SOURCE DOCUMENT: Begin

I'm running PD11 (Trial fror now) with Debian 8.1 (which has now been released for quite some months and is about the mostly used Linux Distro if you consider that Ubuntu and Linux Mint are basically Debian based distros...).
Parallels tools won't install : no copy-paste ; no drag-n-drop between environments...
And Parallels as usual says PD10 won't be compatible with OsX El Capitan (or plays on words to let you believe it won't be), but it most probably will be !
Oh... and as usual : no reply from Parallels or whatsoever.
Ah... one more thing ! There's a really simple solution to this problem. It's called VMWare Fusion (same price) or even better, VirtualBox (which is free). Tried both and guess what ? Both works like a charm with Debian 8.
Replying to myself... because maybe I found a solution.
Here's what I did.
Maybe you can try it too.
Not sure it will work, because I run Debian 8.1 "Pure" (so not a Distro based on Debian, like Linux Mint or Ubuntu...).
First thing is to make sure some required packages are installed : dkms, make, gcc and linux-headers. To install those (in case they aren't already) just run :
sudo apt-get install dkms gcc make linux-headers-$(uname -r)

SOURCE DOCUMENT: End

> **TASK GOAL**
In the post above about Parallels Desktop and Debian, why is the writer unsure whether the fix will work for others? Answer in one to three sentences.

EXTRACTED DATA: Begin

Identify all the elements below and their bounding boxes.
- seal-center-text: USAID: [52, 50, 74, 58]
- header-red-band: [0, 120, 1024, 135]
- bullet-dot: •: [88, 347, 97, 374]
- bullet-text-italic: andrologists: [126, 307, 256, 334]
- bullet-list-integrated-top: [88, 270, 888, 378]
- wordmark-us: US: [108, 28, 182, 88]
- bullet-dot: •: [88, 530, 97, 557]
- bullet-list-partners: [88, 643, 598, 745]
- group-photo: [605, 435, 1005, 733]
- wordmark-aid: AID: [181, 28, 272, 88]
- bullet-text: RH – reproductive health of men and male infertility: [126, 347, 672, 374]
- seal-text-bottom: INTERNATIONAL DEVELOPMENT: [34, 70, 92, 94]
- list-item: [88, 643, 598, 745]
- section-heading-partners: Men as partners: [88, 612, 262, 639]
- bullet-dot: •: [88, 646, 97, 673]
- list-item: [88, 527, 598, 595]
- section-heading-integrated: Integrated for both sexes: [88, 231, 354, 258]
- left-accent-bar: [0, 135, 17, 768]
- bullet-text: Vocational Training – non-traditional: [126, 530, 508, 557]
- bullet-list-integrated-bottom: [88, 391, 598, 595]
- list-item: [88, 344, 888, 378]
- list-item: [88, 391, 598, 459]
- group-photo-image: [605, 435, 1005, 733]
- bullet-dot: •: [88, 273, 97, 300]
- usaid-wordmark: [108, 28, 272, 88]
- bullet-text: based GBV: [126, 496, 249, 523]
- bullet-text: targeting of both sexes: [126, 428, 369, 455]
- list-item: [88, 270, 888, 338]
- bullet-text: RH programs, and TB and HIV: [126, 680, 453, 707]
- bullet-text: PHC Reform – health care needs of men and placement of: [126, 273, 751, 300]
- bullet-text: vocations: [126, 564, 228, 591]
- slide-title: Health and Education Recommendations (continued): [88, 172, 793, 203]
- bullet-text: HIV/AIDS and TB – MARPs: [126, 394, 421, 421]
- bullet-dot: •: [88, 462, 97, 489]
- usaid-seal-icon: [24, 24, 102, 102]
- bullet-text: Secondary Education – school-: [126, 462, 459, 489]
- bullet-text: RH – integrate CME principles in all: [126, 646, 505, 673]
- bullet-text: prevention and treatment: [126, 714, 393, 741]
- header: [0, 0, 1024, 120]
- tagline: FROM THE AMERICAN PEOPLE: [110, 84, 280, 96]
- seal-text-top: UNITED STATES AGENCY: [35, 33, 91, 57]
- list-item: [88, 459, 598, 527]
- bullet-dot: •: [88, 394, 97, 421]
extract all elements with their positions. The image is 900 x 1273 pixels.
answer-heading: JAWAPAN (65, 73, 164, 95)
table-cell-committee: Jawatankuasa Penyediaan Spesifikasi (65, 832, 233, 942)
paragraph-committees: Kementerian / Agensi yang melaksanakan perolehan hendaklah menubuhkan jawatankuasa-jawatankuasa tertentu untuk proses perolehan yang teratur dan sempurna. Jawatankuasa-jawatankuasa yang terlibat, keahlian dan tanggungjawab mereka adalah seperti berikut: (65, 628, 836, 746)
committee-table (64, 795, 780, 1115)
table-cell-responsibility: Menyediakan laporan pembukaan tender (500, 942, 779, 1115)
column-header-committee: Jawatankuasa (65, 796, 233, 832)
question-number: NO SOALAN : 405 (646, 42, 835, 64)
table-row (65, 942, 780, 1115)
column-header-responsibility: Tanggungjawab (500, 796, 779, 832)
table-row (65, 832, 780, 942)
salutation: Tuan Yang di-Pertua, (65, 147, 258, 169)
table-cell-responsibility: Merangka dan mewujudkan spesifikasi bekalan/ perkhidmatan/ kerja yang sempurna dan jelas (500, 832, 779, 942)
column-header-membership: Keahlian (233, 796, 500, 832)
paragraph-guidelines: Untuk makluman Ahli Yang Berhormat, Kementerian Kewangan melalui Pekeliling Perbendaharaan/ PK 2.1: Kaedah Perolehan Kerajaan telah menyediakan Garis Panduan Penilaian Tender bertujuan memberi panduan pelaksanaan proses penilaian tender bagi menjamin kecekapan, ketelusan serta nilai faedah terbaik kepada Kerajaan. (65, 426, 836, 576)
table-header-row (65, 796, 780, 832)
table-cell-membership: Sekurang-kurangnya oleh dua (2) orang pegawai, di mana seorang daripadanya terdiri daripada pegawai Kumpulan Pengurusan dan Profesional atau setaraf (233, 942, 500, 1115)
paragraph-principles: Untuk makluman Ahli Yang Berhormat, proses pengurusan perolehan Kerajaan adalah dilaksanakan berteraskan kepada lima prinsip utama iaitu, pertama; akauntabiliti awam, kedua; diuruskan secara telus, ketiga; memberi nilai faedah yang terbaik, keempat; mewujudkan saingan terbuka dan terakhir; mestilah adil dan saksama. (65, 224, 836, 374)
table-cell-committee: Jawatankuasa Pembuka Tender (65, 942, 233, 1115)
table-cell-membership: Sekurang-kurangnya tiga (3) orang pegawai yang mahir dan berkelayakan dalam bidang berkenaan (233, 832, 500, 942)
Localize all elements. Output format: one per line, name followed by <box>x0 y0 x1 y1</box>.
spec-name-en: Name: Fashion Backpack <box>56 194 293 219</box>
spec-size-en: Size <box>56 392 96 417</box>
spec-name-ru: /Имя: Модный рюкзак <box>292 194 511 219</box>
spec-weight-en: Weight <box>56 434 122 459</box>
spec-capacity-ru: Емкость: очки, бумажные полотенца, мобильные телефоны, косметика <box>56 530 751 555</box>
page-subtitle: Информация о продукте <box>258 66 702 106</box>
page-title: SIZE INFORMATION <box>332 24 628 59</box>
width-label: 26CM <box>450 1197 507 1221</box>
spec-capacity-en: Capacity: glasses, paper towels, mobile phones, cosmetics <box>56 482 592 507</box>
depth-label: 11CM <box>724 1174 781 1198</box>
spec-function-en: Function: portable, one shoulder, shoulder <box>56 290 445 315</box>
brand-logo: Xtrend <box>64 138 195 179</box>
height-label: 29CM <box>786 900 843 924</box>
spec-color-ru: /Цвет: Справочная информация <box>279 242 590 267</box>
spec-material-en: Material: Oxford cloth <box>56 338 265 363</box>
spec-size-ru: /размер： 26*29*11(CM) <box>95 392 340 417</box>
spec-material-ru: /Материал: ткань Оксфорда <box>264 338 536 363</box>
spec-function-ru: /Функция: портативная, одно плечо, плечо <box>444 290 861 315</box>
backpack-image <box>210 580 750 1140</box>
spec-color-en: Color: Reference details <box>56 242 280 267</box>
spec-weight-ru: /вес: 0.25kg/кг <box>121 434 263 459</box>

EXTRACTED DATA: End

> **EXERCISE RESPONSE**
The writer runs "pure" Debian 8.1 rather than a distro based on Debian, such as Linux Mint or Ubuntu. So the fix may not work the same way on those other systems.